* _WHAT TO DO_
Set out each line from the following listing that includes the word "JSON".

* * * * *

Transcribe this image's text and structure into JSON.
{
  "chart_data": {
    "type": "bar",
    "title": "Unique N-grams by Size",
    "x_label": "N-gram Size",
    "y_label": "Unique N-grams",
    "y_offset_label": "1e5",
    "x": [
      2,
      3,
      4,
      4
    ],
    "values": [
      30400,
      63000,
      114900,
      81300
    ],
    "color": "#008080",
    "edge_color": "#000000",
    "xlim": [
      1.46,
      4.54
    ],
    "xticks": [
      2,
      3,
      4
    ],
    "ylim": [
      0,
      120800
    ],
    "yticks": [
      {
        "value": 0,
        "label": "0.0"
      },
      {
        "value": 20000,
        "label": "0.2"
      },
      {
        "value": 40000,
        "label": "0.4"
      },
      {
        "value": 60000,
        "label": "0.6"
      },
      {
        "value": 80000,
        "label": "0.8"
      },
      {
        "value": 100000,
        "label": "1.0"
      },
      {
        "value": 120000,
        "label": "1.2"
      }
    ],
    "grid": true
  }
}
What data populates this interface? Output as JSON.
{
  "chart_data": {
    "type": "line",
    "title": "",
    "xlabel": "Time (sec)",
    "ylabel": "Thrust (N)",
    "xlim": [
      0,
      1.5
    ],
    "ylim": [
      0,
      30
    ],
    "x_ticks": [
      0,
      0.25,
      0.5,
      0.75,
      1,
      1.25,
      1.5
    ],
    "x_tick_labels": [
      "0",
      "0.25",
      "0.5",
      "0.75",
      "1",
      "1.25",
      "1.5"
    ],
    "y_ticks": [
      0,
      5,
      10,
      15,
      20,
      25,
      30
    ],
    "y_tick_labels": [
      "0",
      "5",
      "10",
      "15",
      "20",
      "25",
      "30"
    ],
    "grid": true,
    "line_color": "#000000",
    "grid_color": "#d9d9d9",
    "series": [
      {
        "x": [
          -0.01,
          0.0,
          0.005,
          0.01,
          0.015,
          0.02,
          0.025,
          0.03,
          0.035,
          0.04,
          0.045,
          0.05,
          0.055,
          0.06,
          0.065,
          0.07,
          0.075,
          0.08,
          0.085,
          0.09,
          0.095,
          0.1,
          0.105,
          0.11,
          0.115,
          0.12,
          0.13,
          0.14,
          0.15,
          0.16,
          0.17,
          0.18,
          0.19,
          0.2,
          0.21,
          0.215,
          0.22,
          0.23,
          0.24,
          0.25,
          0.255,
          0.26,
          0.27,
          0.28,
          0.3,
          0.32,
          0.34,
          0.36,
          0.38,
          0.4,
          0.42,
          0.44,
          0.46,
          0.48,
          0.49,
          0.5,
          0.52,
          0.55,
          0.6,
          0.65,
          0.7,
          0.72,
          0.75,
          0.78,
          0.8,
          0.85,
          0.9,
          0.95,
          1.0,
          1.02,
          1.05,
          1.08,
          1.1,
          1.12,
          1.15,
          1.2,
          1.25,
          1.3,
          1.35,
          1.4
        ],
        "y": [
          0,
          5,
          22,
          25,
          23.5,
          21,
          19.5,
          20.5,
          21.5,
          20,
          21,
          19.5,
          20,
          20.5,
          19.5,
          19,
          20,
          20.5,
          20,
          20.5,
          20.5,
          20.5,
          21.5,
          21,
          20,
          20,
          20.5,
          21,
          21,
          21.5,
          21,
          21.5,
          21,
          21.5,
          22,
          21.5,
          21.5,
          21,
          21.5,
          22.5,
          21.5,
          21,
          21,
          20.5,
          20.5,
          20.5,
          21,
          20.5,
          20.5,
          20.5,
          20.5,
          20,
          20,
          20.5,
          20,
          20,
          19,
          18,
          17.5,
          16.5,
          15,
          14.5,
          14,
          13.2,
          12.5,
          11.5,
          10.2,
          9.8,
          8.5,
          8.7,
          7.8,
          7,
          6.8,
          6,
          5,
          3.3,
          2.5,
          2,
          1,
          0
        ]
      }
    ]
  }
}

* * * * *

* _FULL SOLUTION_
Transcribe this image's text and structure into JSON.
What data populates this interface? Output as JSON.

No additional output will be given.